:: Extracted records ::
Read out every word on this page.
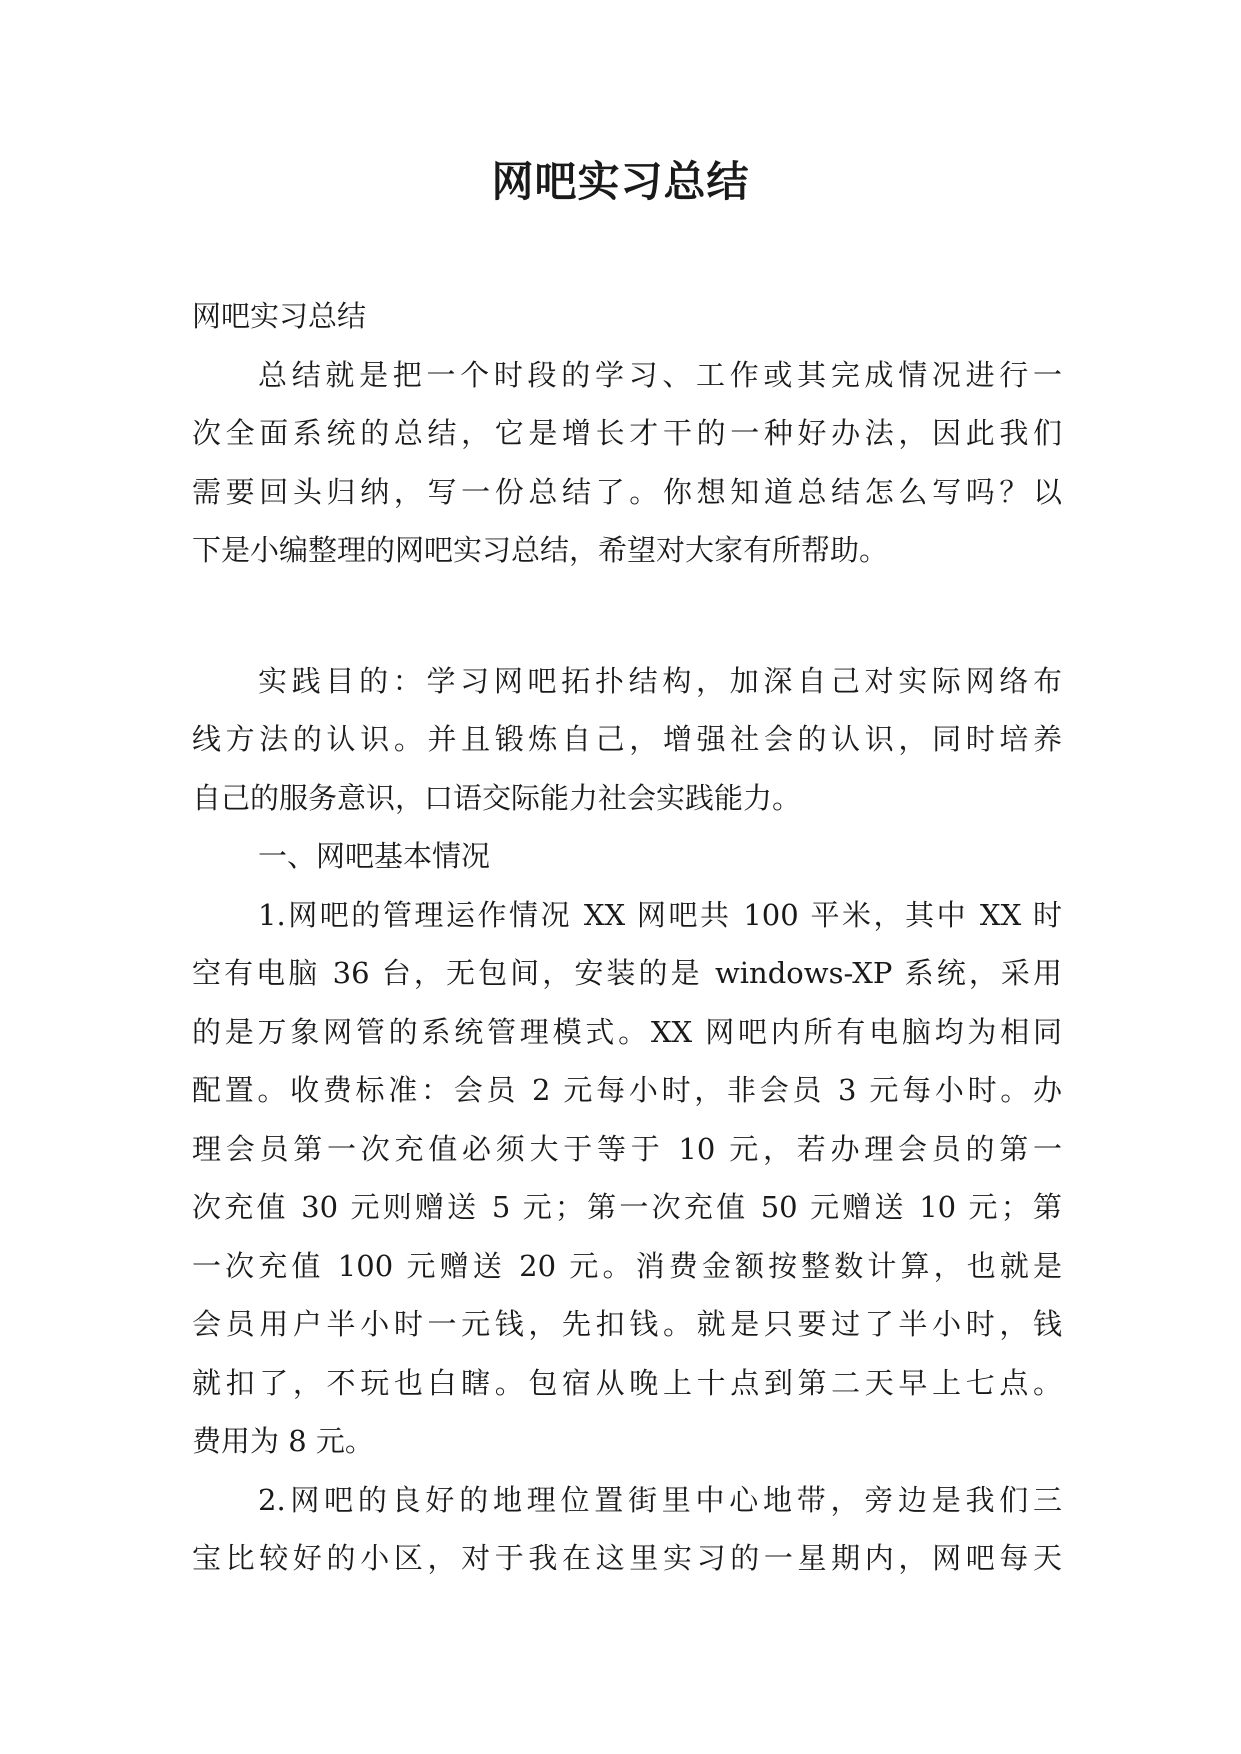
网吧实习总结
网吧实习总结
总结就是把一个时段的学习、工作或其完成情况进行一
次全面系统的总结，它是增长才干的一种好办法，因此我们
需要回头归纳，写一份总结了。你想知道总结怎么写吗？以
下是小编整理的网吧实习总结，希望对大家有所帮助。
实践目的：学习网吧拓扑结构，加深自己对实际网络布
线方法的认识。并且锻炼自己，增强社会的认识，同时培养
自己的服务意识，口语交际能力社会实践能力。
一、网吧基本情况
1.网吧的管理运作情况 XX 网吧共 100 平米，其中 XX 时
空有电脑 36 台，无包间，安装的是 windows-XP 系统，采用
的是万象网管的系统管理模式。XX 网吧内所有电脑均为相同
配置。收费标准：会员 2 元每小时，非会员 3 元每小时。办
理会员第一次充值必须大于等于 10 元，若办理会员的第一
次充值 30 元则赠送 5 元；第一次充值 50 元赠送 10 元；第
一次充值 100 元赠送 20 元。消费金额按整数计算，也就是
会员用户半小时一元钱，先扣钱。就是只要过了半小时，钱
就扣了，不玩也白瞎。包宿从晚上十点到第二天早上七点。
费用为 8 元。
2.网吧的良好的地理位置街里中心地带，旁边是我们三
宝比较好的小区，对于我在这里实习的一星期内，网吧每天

:: WHAT TO PRODUCE ::
Leave the pictures out, and transcribe each of the records exactly.

:: PROBLEM SOLUTION ::
Read out every word on this page.
网吧实习总结
网吧实习总结
总结就是把一个时段的学习、工作或其完成情况进行一
次全面系统的总结，它是增长才干的一种好办法，因此我们
需要回头归纳，写一份总结了。你想知道总结怎么写吗？以
下是小编整理的网吧实习总结，希望对大家有所帮助。
实践目的：学习网吧拓扑结构，加深自己对实际网络布
线方法的认识。并且锻炼自己，增强社会的认识，同时培养
自己的服务意识，口语交际能力社会实践能力。
一、网吧基本情况
1.网吧的管理运作情况 XX 网吧共 100 平米，其中 XX 时
空有电脑 36 台，无包间，安装的是 windows-XP 系统，采用
的是万象网管的系统管理模式。XX 网吧内所有电脑均为相同
配置。收费标准：会员 2 元每小时，非会员 3 元每小时。办
理会员第一次充值必须大于等于 10 元，若办理会员的第一
次充值 30 元则赠送 5 元；第一次充值 50 元赠送 10 元；第
一次充值 100 元赠送 20 元。消费金额按整数计算，也就是
会员用户半小时一元钱，先扣钱。就是只要过了半小时，钱
就扣了，不玩也白瞎。包宿从晚上十点到第二天早上七点。
费用为 8 元。
2.网吧的良好的地理位置街里中心地带，旁边是我们三
宝比较好的小区，对于我在这里实习的一星期内，网吧每天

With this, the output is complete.